§ **Aim**:
Find each line with the string "Wall" and copy it.

Begin Records for processing

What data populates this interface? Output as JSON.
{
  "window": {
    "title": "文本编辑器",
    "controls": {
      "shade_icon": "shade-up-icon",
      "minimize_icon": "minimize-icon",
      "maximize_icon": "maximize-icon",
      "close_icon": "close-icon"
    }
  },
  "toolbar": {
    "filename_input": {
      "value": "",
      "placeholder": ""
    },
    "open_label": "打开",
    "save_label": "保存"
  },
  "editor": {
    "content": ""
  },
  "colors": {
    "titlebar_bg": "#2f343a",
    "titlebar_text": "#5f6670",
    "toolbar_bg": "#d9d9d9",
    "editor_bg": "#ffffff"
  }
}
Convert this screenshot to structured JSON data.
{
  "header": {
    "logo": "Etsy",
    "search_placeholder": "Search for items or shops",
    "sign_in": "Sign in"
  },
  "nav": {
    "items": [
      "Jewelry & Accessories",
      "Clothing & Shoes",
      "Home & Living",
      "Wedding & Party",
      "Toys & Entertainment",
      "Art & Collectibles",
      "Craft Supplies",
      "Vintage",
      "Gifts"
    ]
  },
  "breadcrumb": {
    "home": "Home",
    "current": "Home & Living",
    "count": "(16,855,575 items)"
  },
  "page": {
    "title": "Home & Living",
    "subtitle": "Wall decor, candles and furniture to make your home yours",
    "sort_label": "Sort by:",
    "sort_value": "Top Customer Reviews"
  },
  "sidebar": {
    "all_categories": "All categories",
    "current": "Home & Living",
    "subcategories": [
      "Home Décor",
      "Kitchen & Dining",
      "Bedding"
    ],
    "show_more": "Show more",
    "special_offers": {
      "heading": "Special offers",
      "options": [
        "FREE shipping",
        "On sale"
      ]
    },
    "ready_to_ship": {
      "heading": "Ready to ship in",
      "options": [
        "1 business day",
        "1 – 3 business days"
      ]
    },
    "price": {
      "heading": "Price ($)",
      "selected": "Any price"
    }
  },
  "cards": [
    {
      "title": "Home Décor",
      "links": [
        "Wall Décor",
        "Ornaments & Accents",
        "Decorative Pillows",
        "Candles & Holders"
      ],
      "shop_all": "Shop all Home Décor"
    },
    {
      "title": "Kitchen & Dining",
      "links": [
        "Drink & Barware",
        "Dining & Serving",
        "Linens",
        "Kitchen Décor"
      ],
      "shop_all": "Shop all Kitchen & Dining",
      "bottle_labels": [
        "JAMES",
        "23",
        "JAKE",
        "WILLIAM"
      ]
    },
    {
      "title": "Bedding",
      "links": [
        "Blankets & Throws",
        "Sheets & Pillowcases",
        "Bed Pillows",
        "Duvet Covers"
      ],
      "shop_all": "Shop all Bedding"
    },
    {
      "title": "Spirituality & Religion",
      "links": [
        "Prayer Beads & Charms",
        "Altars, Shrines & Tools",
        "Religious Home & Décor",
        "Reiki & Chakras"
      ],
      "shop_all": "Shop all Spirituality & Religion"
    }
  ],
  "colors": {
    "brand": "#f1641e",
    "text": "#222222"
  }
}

End Records for processing

§ **Full solution**:
    "subtitle": "Wall decor, candles and furniture to make your home yours",
        "Wall Décor",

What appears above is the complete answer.